Task details:
Quote the records beneath, complete and exact. Leave out images.
%%
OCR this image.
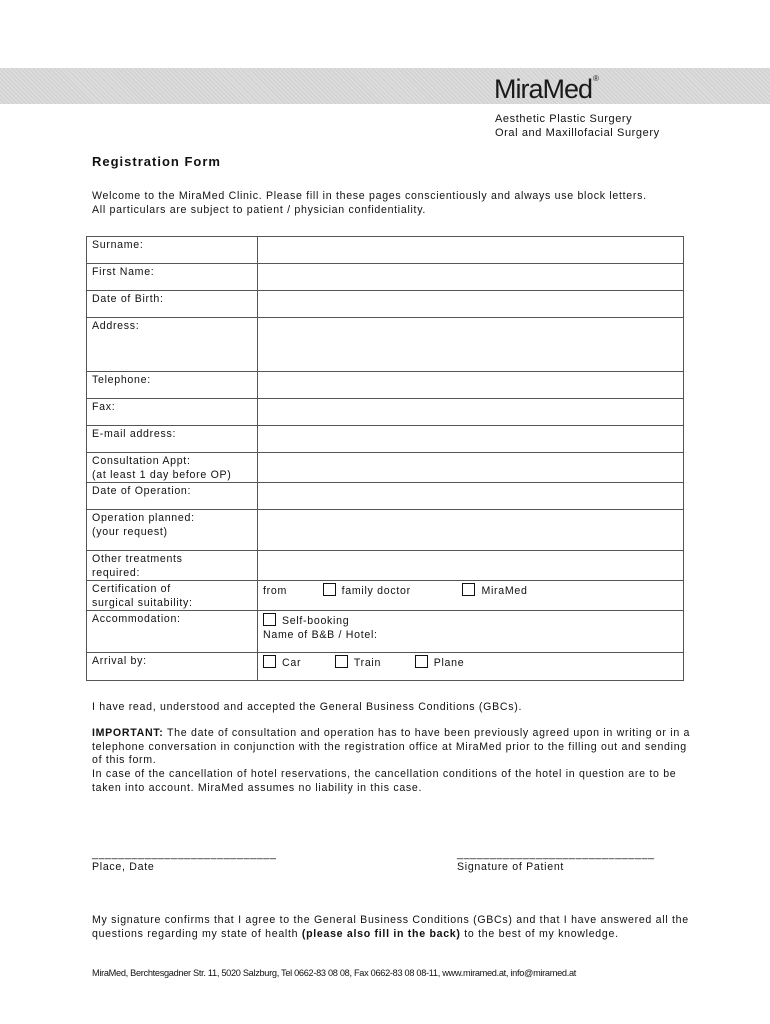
MiraMed®
Aesthetic Plastic Surgery
Oral and Maxillofacial Surgery
Registration Form
Welcome to the MiraMed Clinic. Please fill in these pages conscientiously and always use block letters.
All particulars are subject to patient / physician confidentiality.
Surname:	
First Name:	
Date of Birth:	
Address:	
Telephone:	
Fax:	
E-mail address:	
Consultation Appt:
(at least 1 day before OP)	
Date of Operation:	
Operation planned:
(your request)	
Other treatments
required:	
Certification of
surgical suitability:	from family doctor MiraMed
Accommodation:	Self-booking
Name of B&B / Hotel:
Arrival by:	Car Train Plane
I have read, understood and accepted the General Business Conditions (GBCs).
IMPORTANT: The date of consultation and operation has to have been previously agreed upon in writing or in a telephone conversation in conjunction with the registration office at MiraMed prior to the filling out and sending of this form.
In case of the cancellation of hotel reservations, the cancellation conditions of the hotel in question are to be taken into account. MiraMed assumes no liability in this case.
____________________________
Place, Date
______________________________
Signature of Patient
My signature confirms that I agree to the General Business Conditions (GBCs) and that I have answered all the questions regarding my state of health (please also fill in the back) to the best of my knowledge.
MiraMed, Berchtesgadner Str. 11, 5020 Salzburg, Tel 0662-83 08 08, Fax 0662-83 08 08-11, www.miramed.at, info@miramed.at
%%
Response for this exercise:
OCR this image.
MiraMed®
Aesthetic Plastic Surgery
Oral and Maxillofacial Surgery
Registration Form
Welcome to the MiraMed Clinic. Please fill in these pages conscientiously and always use block letters.
All particulars are subject to patient / physician confidentiality.
Surname:	
First Name:	
Date of Birth:	
Address:	
Telephone:	
Fax:	
E-mail address:	
Consultation Appt:
(at least 1 day before OP)	
Date of Operation:	
Operation planned:
(your request)	
Other treatments
required:	
Certification of
surgical suitability:	from family doctor MiraMed
Accommodation:	Self-booking
Name of B&B / Hotel:
Arrival by:	Car Train Plane
I have read, understood and accepted the General Business Conditions (GBCs).
IMPORTANT: The date of consultation and operation has to have been previously agreed upon in writing or in a telephone conversation in conjunction with the registration office at MiraMed prior to the filling out and sending of this form.
In case of the cancellation of hotel reservations, the cancellation conditions of the hotel in question are to be taken into account. MiraMed assumes no liability in this case.
____________________________
Place, Date
______________________________
Signature of Patient
My signature confirms that I agree to the General Business Conditions (GBCs) and that I have answered all the questions regarding my state of health (please also fill in the back) to the best of my knowledge.
MiraMed, Berchtesgadner Str. 11, 5020 Salzburg, Tel 0662-83 08 08, Fax 0662-83 08 08-11, www.miramed.at, info@miramed.at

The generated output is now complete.